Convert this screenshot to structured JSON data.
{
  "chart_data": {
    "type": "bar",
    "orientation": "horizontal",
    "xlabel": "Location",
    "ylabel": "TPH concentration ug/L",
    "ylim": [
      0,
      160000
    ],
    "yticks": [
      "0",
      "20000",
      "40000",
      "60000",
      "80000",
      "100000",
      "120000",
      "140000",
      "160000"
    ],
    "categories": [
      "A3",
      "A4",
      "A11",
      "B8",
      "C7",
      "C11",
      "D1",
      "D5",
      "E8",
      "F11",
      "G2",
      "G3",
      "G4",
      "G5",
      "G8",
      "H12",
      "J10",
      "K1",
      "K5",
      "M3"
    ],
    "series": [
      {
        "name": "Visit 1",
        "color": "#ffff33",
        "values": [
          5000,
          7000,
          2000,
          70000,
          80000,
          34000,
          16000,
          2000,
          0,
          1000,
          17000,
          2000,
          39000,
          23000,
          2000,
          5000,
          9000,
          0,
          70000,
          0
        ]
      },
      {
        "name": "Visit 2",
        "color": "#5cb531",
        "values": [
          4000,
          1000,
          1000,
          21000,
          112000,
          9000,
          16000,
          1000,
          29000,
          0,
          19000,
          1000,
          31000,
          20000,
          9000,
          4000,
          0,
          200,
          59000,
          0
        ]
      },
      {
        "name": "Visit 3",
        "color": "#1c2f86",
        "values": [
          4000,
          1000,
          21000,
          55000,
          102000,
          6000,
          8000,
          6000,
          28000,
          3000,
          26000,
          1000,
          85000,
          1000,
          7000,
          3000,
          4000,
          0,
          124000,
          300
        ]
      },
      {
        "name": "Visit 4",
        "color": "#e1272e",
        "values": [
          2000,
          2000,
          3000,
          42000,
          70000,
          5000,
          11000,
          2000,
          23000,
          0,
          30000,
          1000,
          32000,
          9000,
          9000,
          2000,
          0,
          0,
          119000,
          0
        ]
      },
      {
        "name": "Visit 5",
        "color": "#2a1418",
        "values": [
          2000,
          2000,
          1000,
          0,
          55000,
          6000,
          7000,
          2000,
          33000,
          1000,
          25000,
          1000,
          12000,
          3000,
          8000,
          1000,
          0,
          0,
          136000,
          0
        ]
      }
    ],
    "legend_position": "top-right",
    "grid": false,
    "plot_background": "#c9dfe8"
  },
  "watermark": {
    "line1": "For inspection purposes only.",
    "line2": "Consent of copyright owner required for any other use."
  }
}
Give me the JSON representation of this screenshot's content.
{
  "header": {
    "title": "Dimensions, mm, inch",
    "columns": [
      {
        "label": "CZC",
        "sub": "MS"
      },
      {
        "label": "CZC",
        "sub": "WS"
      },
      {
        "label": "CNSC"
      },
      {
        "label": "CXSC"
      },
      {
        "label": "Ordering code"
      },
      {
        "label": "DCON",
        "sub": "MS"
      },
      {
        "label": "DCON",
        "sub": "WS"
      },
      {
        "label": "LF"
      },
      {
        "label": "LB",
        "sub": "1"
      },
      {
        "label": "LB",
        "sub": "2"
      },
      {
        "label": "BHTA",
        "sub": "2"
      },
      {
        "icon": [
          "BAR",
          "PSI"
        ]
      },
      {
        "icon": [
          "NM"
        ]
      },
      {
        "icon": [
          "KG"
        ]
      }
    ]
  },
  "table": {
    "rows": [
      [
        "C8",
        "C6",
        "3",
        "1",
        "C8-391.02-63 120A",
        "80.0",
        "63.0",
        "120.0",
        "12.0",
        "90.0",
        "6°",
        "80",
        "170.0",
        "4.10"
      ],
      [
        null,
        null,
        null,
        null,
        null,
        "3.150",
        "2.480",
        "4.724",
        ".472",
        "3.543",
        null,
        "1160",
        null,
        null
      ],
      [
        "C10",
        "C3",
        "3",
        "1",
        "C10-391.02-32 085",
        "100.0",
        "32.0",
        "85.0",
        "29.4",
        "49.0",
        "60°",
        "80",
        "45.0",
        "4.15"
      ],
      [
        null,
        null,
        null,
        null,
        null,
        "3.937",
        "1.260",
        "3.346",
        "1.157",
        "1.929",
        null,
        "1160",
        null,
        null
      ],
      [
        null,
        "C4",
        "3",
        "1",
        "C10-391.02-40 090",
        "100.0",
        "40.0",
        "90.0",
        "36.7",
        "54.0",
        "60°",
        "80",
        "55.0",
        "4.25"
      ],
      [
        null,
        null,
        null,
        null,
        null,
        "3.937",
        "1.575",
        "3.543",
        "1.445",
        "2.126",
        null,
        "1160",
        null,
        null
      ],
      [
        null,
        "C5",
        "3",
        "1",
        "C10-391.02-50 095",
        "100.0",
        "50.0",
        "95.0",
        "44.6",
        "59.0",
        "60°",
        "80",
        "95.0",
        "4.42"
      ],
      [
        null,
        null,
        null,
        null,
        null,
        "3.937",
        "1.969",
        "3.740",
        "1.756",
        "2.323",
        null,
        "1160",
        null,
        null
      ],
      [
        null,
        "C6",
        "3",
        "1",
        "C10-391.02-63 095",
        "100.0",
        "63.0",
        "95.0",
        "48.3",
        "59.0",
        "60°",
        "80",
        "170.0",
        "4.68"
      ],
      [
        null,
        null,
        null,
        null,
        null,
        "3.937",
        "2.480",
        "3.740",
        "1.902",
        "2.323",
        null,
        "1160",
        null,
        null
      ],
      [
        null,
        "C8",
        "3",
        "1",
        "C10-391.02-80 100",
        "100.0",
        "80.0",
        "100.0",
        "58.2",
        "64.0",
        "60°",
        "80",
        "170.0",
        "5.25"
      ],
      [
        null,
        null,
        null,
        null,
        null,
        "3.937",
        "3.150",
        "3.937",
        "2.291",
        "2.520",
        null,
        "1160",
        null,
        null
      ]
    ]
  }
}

§ **Exercise aim**
Copy all of the data exactly.

§ **Output below**
Convert this screenshot to structured JSON data.
{
  "chart_data": {
    "type": "bar",
    "orientation": "horizontal",
    "xlabel": "Location",
    "ylabel": "TPH concentration ug/L",
    "ylim": [
      0,
      160000
    ],
    "yticks": [
      "0",
      "20000",
      "40000",
      "60000",
      "80000",
      "100000",
      "120000",
      "140000",
      "160000"
    ],
    "categories": [
      "A3",
      "A4",
      "A11",
      "B8",
      "C7",
      "C11",
      "D1",
      "D5",
      "E8",
      "F11",
      "G2",
      "G3",
      "G4",
      "G5",
      "G8",
      "H12",
      "J10",
      "K1",
      "K5",
      "M3"
    ],
    "series": [
      {
        "name": "Visit 1",
        "color": "#ffff33",
        "values": [
          5000,
          7000,
          2000,
          70000,
          80000,
          34000,
          16000,
          2000,
          0,
          1000,
          17000,
          2000,
          39000,
          23000,
          2000,
          5000,
          9000,
          0,
          70000,
          0
        ]
      },
      {
        "name": "Visit 2",
        "color": "#5cb531",
        "values": [
          4000,
          1000,
          1000,
          21000,
          112000,
          9000,
          16000,
          1000,
          29000,
          0,
          19000,
          1000,
          31000,
          20000,
          9000,
          4000,
          0,
          200,
          59000,
          0
        ]
      },
      {
        "name": "Visit 3",
        "color": "#1c2f86",
        "values": [
          4000,
          1000,
          21000,
          55000,
          102000,
          6000,
          8000,
          6000,
          28000,
          3000,
          26000,
          1000,
          85000,
          1000,
          7000,
          3000,
          4000,
          0,
          124000,
          300
        ]
      },
      {
        "name": "Visit 4",
        "color": "#e1272e",
        "values": [
          2000,
          2000,
          3000,
          42000,
          70000,
          5000,
          11000,
          2000,
          23000,
          0,
          30000,
          1000,
          32000,
          9000,
          9000,
          2000,
          0,
          0,
          119000,
          0
        ]
      },
      {
        "name": "Visit 5",
        "color": "#2a1418",
        "values": [
          2000,
          2000,
          1000,
          0,
          55000,
          6000,
          7000,
          2000,
          33000,
          1000,
          25000,
          1000,
          12000,
          3000,
          8000,
          1000,
          0,
          0,
          136000,
          0
        ]
      }
    ],
    "legend_position": "top-right",
    "grid": false,
    "plot_background": "#c9dfe8"
  },
  "watermark": {
    "line1": "For inspection purposes only.",
    "line2": "Consent of copyright owner required for any other use."
  }
}
Give me the JSON representation of this screenshot's content.
{
  "header": {
    "title": "Dimensions, mm, inch",
    "columns": [
      {
        "label": "CZC",
        "sub": "MS"
      },
      {
        "label": "CZC",
        "sub": "WS"
      },
      {
        "label": "CNSC"
      },
      {
        "label": "CXSC"
      },
      {
        "label": "Ordering code"
      },
      {
        "label": "DCON",
        "sub": "MS"
      },
      {
        "label": "DCON",
        "sub": "WS"
      },
      {
        "label": "LF"
      },
      {
        "label": "LB",
        "sub": "1"
      },
      {
        "label": "LB",
        "sub": "2"
      },
      {
        "label": "BHTA",
        "sub": "2"
      },
      {
        "icon": [
          "BAR",
          "PSI"
        ]
      },
      {
        "icon": [
          "NM"
        ]
      },
      {
        "icon": [
          "KG"
        ]
      }
    ]
  },
  "table": {
    "rows": [
      [
        "C8",
        "C6",
        "3",
        "1",
        "C8-391.02-63 120A",
        "80.0",
        "63.0",
        "120.0",
        "12.0",
        "90.0",
        "6°",
        "80",
        "170.0",
        "4.10"
      ],
      [
        null,
        null,
        null,
        null,
        null,
        "3.150",
        "2.480",
        "4.724",
        ".472",
        "3.543",
        null,
        "1160",
        null,
        null
      ],
      [
        "C10",
        "C3",
        "3",
        "1",
        "C10-391.02-32 085",
        "100.0",
        "32.0",
        "85.0",
        "29.4",
        "49.0",
        "60°",
        "80",
        "45.0",
        "4.15"
      ],
      [
        null,
        null,
        null,
        null,
        null,
        "3.937",
        "1.260",
        "3.346",
        "1.157",
        "1.929",
        null,
        "1160",
        null,
        null
      ],
      [
        null,
        "C4",
        "3",
        "1",
        "C10-391.02-40 090",
        "100.0",
        "40.0",
        "90.0",
        "36.7",
        "54.0",
        "60°",
        "80",
        "55.0",
        "4.25"
      ],
      [
        null,
        null,
        null,
        null,
        null,
        "3.937",
        "1.575",
        "3.543",
        "1.445",
        "2.126",
        null,
        "1160",
        null,
        null
      ],
      [
        null,
        "C5",
        "3",
        "1",
        "C10-391.02-50 095",
        "100.0",
        "50.0",
        "95.0",
        "44.6",
        "59.0",
        "60°",
        "80",
        "95.0",
        "4.42"
      ],
      [
        null,
        null,
        null,
        null,
        null,
        "3.937",
        "1.969",
        "3.740",
        "1.756",
        "2.323",
        null,
        "1160",
        null,
        null
      ],
      [
        null,
        "C6",
        "3",
        "1",
        "C10-391.02-63 095",
        "100.0",
        "63.0",
        "95.0",
        "48.3",
        "59.0",
        "60°",
        "80",
        "170.0",
        "4.68"
      ],
      [
        null,
        null,
        null,
        null,
        null,
        "3.937",
        "2.480",
        "3.740",
        "1.902",
        "2.323",
        null,
        "1160",
        null,
        null
      ],
      [
        null,
        "C8",
        "3",
        "1",
        "C10-391.02-80 100",
        "100.0",
        "80.0",
        "100.0",
        "58.2",
        "64.0",
        "60°",
        "80",
        "170.0",
        "5.25"
      ],
      [
        null,
        null,
        null,
        null,
        null,
        "3.937",
        "3.150",
        "3.937",
        "2.291",
        "2.520",
        null,
        "1160",
        null,
        null
      ]
    ]
  }
}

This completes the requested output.